▸ WRITTEN INSTRUCTION:
Identify all lines in the listing that include the word "mode", and copy them out.

[Stored entries]
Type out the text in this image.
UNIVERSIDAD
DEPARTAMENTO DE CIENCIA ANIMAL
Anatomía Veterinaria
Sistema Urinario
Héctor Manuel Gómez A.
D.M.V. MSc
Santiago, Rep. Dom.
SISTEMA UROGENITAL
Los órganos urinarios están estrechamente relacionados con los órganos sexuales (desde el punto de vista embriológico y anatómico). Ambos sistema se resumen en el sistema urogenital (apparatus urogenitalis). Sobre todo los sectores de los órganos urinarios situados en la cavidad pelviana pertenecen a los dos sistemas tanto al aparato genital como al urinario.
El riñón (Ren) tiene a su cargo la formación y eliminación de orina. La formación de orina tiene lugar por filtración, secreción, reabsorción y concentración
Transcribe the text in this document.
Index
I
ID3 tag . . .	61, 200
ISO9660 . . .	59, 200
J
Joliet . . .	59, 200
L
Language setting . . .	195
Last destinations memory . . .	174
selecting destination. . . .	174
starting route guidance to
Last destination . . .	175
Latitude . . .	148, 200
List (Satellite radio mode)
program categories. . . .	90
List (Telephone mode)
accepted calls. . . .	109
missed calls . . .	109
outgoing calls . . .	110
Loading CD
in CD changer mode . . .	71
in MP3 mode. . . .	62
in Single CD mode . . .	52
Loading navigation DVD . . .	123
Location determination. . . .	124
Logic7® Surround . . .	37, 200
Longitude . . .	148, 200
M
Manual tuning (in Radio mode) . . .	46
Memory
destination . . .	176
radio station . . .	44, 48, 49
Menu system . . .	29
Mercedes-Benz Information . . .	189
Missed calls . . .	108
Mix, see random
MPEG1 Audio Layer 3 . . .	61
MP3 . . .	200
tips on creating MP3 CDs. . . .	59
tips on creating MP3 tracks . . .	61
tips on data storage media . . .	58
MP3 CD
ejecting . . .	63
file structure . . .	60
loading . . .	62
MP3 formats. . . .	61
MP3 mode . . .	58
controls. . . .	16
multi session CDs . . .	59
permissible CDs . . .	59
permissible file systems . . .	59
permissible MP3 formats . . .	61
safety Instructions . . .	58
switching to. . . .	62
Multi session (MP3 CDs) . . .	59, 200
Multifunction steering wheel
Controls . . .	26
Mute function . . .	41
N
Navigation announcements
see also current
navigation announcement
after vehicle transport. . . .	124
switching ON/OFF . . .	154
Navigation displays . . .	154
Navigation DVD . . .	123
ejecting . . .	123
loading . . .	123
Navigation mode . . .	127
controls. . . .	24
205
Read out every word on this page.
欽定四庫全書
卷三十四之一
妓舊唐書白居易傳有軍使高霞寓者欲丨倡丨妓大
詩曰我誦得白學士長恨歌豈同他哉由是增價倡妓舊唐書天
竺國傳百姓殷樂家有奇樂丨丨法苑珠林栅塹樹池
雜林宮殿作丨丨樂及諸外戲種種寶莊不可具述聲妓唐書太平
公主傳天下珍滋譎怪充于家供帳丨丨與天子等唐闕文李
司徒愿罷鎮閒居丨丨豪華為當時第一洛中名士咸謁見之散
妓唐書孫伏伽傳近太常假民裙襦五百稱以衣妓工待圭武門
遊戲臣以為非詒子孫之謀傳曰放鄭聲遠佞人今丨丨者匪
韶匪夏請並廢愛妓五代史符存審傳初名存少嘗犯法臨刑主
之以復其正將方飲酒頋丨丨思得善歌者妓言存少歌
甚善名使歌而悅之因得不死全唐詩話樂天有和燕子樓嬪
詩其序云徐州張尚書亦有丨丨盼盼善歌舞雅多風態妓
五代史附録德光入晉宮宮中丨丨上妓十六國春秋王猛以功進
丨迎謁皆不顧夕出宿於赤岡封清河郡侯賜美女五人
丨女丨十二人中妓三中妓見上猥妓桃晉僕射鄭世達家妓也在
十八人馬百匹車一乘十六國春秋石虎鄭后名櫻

▸ RESULT FOR THIS TASK:
List (Satellite radio mode)
List (Telephone mode)
in CD changer mode . . .	71
in MP3 mode. . . .	62
in Single CD mode . . .	52
Manual tuning (in Radio mode) . . .	46
MP3 mode . . .	58
Navigation mode . . .	127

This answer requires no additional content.